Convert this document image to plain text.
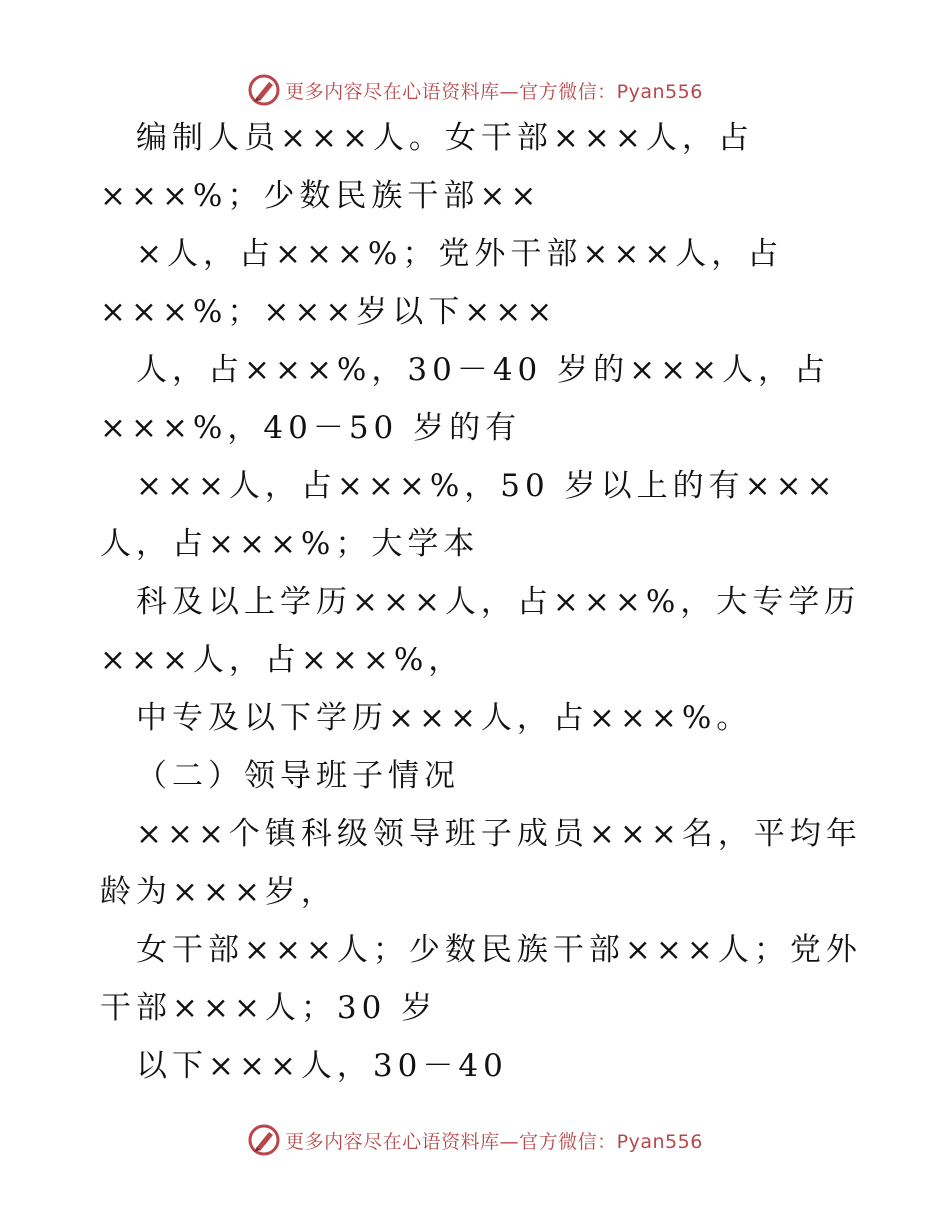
更多内容尽在心语资料库—官方微信：Pyan556
编制人员×××人。女干部×××人，占
×××%；少数民族干部××
×人，占×××%；党外干部×××人，占
×××%；×××岁以下×××
人，占×××%，30－40 岁的×××人，占
×××%，40－50 岁的有
×××人，占×××%，50 岁以上的有×××
人，占×××%；大学本
科及以上学历×××人，占×××%，大专学历
×××人，占×××%，
中专及以下学历×××人，占×××%。
（二）领导班子情况
×××个镇科级领导班子成员×××名，平均年
龄为×××岁，
女干部×××人；少数民族干部×××人；党外
干部×××人；30 岁
以下×××人，30－40
更多内容尽在心语资料库—官方微信：Pyan556
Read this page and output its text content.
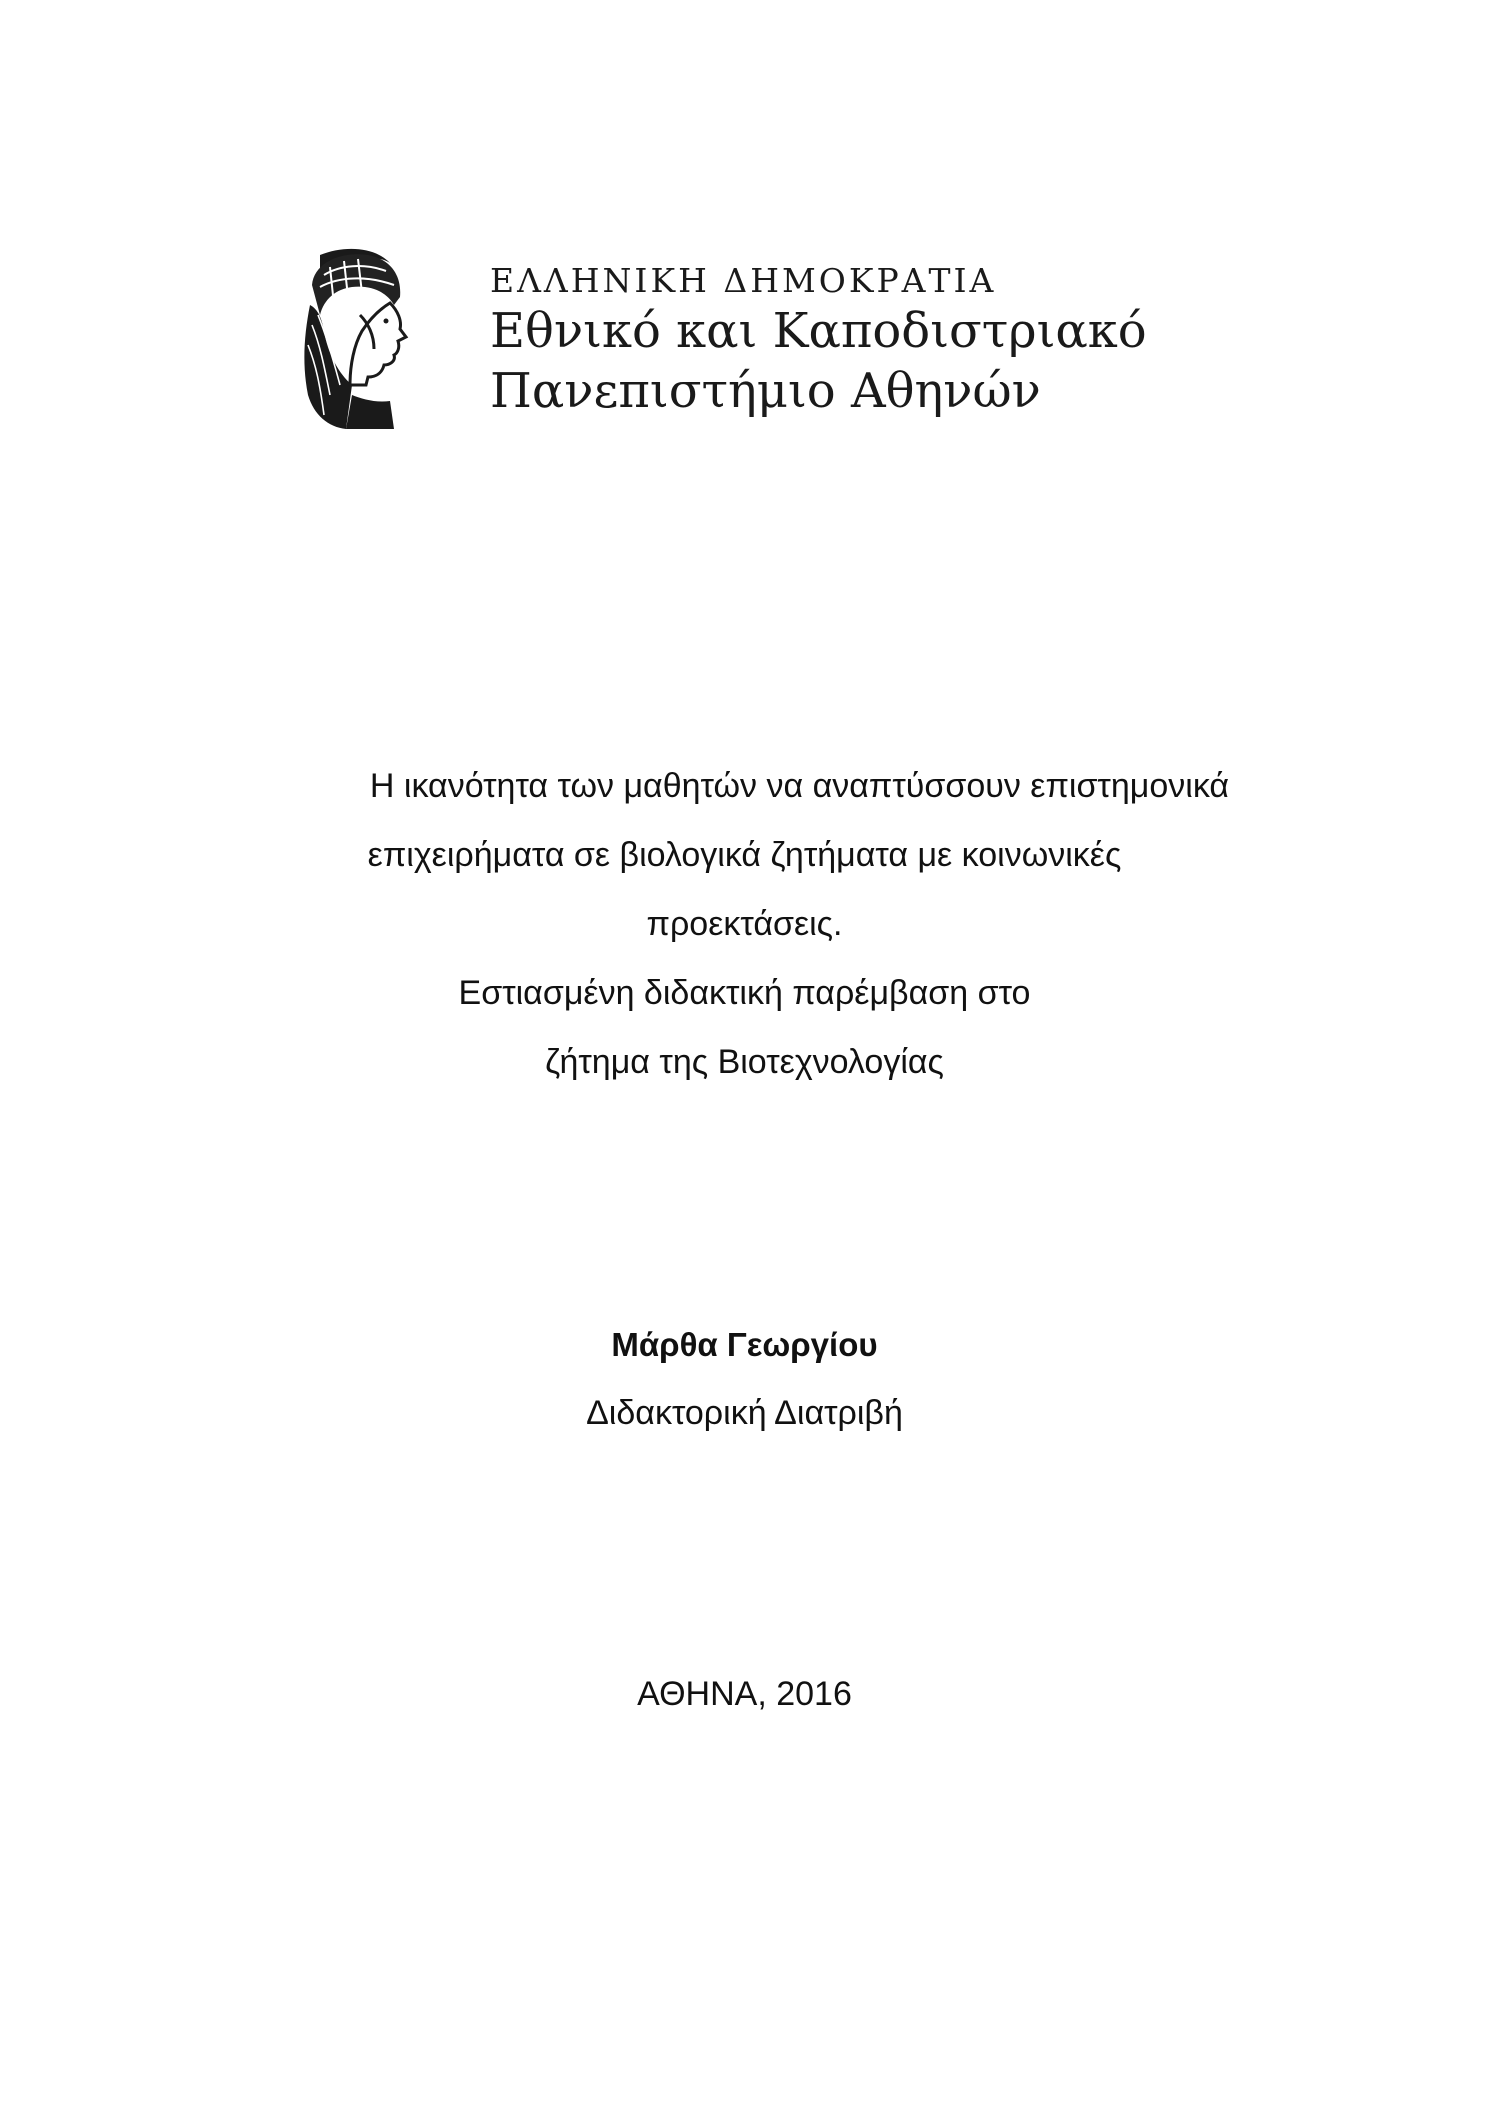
ΕΛΛΗΝΙΚΗ ΔΗΜΟΚΡΑΤΙΑ
Εθνικό και Καποδιστριακό
Πανεπιστήμιο Αθηνών
Η ικανότητα των μαθητών να αναπτύσσουν επιστημονικά
επιχειρήματα σε βιολογικά ζητήματα με κοινωνικές
προεκτάσεις.
Εστιασμένη διδακτική παρέμβαση στο
ζήτημα της Βιοτεχνολογίας
Μάρθα Γεωργίου
Διδακτορική Διατριβή
ΑΘΗΝΑ, 2016
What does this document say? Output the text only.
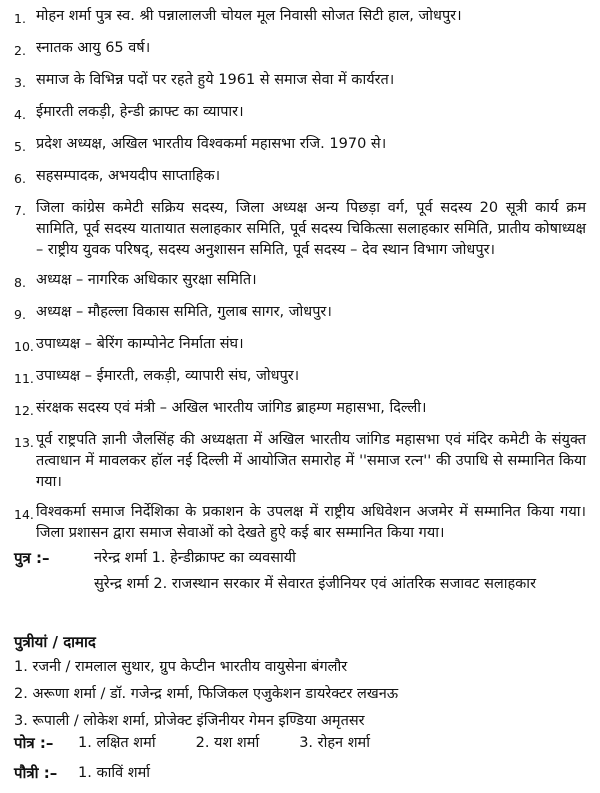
1. मोहन शर्मा पुत्र स्व. श्री पन्नालालजी चोयल मूल निवासी सोजत सिटी हाल, जोधपुर।
2. स्नातक आयु 65 वर्ष।
3. समाज के विभिन्न पदों पर रहते हुये 1961 से समाज सेवा में कार्यरत।
4. ईमारती लकड़ी, हेन्डी क्राफ्ट का व्यापार।
5. प्रदेश अध्यक्ष, अखिल भारतीय विश्वकर्मा महासभा रजि. 1970 से।
6. सहसम्पादक, अभयदीप साप्ताहिक।
7. जिला कांग्रेस कमेटी सक्रिय सदस्य, जिला अध्यक्ष अन्य पिछड़ा वर्ग, पूर्व सदस्य 20 सूत्री कार्य क्रम सामिति, पूर्व सदस्य यातायात सलाहकार समिति, पूर्व सदस्य चिकित्सा सलाहकार समिति, प्रातीय कोषाध्यक्ष – राष्ट्रीय युवक परिषद्, सदस्य अनुशासन समिति, पूर्व सदस्य – देव स्थान विभाग जोधपुर।
8. अध्यक्ष – नागरिक अधिकार सुरक्षा समिति।
9. अध्यक्ष – मौहल्ला विकास समिति, गुलाब सागर, जोधपुर।
10. उपाध्यक्ष – बेरिंग काम्पोनेट निर्माता संघ।
11. उपाध्यक्ष – ईमारती, लकड़ी, व्यापारी संघ, जोधपुर।
12. संरक्षक सदस्य एवं मंत्री – अखिल भारतीय जांगिड ब्राहम्ण महासभा, दिल्ली।
13. पूर्व राष्ट्रपति ज्ञानी जैलसिंह की अध्यक्षता में अखिल भारतीय जांगिड महासभा एवं मंदिर कमेटी के संयुक्त तत्वाधान में मावलकर हॉल नई दिल्ली में आयोजित समारोह में ''समाज रत्न'' की उपाधि से सम्मानित किया गया।
14. विश्वकर्मा समाज निर्देशिका के प्रकाशन के उपलक्ष में राष्ट्रीय अधिवेशन अजमेर में सम्मानित किया गया। जिला प्रशासन द्वारा समाज सेवाओं को देखते हुऐ कई बार सम्मानित किया गया।
पुत्र :–	नरेन्द्र शर्मा 1. हेन्डीक्राफ्ट का व्यवसायी
सुरेन्द्र शर्मा 2. राजस्थान सरकार में सेवारत इंजीनियर एवं आंतरिक सजावट सलाहकार
पुत्रीयां / दामाद
1. रजनी / रामलाल सुथार, ग्रुप केप्टीन भारतीय वायुसेना बंगलौर
2. अरूणा शर्मा / डॉ. गजेन्द्र शर्मा, फिजिकल एजुकेशन डायरेक्टर लखनऊ
3. रूपाली / लोकेश शर्मा, प्रोजेक्ट इंजिनीयर गेमन इण्डिया अमृतसर
पोत्र :–	1. लक्षित शर्मा	2. यश शर्मा	3. रोहन शर्मा
पौत्री :–	1. काविं शर्मा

* [STATED TASK]:
Return each line with "text".

* [COMPLETED EXERCISE]:
Convert this document image to plain text.
Read this page and output its text content.
What does this document say? Output the text only.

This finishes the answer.